§ **SHORT PROBLEM**: Restate the entries word for word, omitting nothing.

<<<<

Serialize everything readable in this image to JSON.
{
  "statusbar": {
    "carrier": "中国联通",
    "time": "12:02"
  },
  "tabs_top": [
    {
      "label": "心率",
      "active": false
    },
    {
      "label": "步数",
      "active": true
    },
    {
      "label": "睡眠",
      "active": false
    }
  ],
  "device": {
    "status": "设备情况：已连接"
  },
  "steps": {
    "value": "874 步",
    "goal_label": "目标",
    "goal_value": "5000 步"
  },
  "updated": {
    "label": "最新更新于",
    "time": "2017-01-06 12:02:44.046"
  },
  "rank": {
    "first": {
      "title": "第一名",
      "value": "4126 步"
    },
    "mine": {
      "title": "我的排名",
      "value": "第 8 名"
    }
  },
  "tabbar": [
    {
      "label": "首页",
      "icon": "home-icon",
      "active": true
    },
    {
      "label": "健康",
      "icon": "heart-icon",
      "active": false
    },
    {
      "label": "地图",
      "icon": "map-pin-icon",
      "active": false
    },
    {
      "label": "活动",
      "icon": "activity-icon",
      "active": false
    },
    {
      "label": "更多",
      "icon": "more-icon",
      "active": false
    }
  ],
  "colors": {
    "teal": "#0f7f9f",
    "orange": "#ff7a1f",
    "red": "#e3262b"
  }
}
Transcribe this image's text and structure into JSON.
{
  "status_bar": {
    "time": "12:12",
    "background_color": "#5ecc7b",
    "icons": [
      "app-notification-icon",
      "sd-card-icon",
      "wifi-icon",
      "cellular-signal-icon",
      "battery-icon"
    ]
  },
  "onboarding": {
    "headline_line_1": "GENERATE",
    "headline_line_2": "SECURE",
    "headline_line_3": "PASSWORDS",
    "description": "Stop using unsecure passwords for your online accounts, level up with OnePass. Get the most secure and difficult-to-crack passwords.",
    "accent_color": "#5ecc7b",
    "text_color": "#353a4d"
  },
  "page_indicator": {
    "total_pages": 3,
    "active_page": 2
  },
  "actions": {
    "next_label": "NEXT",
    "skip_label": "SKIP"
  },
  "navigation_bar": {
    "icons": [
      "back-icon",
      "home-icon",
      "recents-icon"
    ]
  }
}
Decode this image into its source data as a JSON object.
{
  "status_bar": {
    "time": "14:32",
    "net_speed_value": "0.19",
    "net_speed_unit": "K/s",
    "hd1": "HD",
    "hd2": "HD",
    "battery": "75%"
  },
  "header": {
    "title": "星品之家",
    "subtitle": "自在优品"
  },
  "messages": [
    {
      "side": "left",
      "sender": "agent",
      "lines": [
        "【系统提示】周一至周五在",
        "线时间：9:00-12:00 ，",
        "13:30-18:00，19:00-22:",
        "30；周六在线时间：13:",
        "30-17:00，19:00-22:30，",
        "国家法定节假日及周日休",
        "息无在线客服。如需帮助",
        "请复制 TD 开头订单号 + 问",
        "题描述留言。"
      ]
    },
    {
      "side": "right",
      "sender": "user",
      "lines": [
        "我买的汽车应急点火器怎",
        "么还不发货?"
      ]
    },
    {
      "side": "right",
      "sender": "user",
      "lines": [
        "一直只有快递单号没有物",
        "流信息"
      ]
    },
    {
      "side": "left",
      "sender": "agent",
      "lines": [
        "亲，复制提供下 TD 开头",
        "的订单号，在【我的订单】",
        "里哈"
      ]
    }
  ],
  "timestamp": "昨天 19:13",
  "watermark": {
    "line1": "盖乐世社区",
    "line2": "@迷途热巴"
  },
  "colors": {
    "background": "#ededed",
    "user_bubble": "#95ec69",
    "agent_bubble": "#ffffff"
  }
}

>>>>

§ **THE OUTPUT**:
Serialize everything readable in this image to JSON.
{
  "statusbar": {
    "carrier": "中国联通",
    "time": "12:02"
  },
  "tabs_top": [
    {
      "label": "心率",
      "active": false
    },
    {
      "label": "步数",
      "active": true
    },
    {
      "label": "睡眠",
      "active": false
    }
  ],
  "device": {
    "status": "设备情况：已连接"
  },
  "steps": {
    "value": "874 步",
    "goal_label": "目标",
    "goal_value": "5000 步"
  },
  "updated": {
    "label": "最新更新于",
    "time": "2017-01-06 12:02:44.046"
  },
  "rank": {
    "first": {
      "title": "第一名",
      "value": "4126 步"
    },
    "mine": {
      "title": "我的排名",
      "value": "第 8 名"
    }
  },
  "tabbar": [
    {
      "label": "首页",
      "icon": "home-icon",
      "active": true
    },
    {
      "label": "健康",
      "icon": "heart-icon",
      "active": false
    },
    {
      "label": "地图",
      "icon": "map-pin-icon",
      "active": false
    },
    {
      "label": "活动",
      "icon": "activity-icon",
      "active": false
    },
    {
      "label": "更多",
      "icon": "more-icon",
      "active": false
    }
  ],
  "colors": {
    "teal": "#0f7f9f",
    "orange": "#ff7a1f",
    "red": "#e3262b"
  }
}
Transcribe this image's text and structure into JSON.
{
  "status_bar": {
    "time": "12:12",
    "background_color": "#5ecc7b",
    "icons": [
      "app-notification-icon",
      "sd-card-icon",
      "wifi-icon",
      "cellular-signal-icon",
      "battery-icon"
    ]
  },
  "onboarding": {
    "headline_line_1": "GENERATE",
    "headline_line_2": "SECURE",
    "headline_line_3": "PASSWORDS",
    "description": "Stop using unsecure passwords for your online accounts, level up with OnePass. Get the most secure and difficult-to-crack passwords.",
    "accent_color": "#5ecc7b",
    "text_color": "#353a4d"
  },
  "page_indicator": {
    "total_pages": 3,
    "active_page": 2
  },
  "actions": {
    "next_label": "NEXT",
    "skip_label": "SKIP"
  },
  "navigation_bar": {
    "icons": [
      "back-icon",
      "home-icon",
      "recents-icon"
    ]
  }
}
Decode this image into its source data as a JSON object.
{
  "status_bar": {
    "time": "14:32",
    "net_speed_value": "0.19",
    "net_speed_unit": "K/s",
    "hd1": "HD",
    "hd2": "HD",
    "battery": "75%"
  },
  "header": {
    "title": "星品之家",
    "subtitle": "自在优品"
  },
  "messages": [
    {
      "side": "left",
      "sender": "agent",
      "lines": [
        "【系统提示】周一至周五在",
        "线时间：9:00-12:00 ，",
        "13:30-18:00，19:00-22:",
        "30；周六在线时间：13:",
        "30-17:00，19:00-22:30，",
        "国家法定节假日及周日休",
        "息无在线客服。如需帮助",
        "请复制 TD 开头订单号 + 问",
        "题描述留言。"
      ]
    },
    {
      "side": "right",
      "sender": "user",
      "lines": [
        "我买的汽车应急点火器怎",
        "么还不发货?"
      ]
    },
    {
      "side": "right",
      "sender": "user",
      "lines": [
        "一直只有快递单号没有物",
        "流信息"
      ]
    },
    {
      "side": "left",
      "sender": "agent",
      "lines": [
        "亲，复制提供下 TD 开头",
        "的订单号，在【我的订单】",
        "里哈"
      ]
    }
  ],
  "timestamp": "昨天 19:13",
  "watermark": {
    "line1": "盖乐世社区",
    "line2": "@迷途热巴"
  },
  "colors": {
    "background": "#ededed",
    "user_bubble": "#95ec69",
    "agent_bubble": "#ffffff"
  }
}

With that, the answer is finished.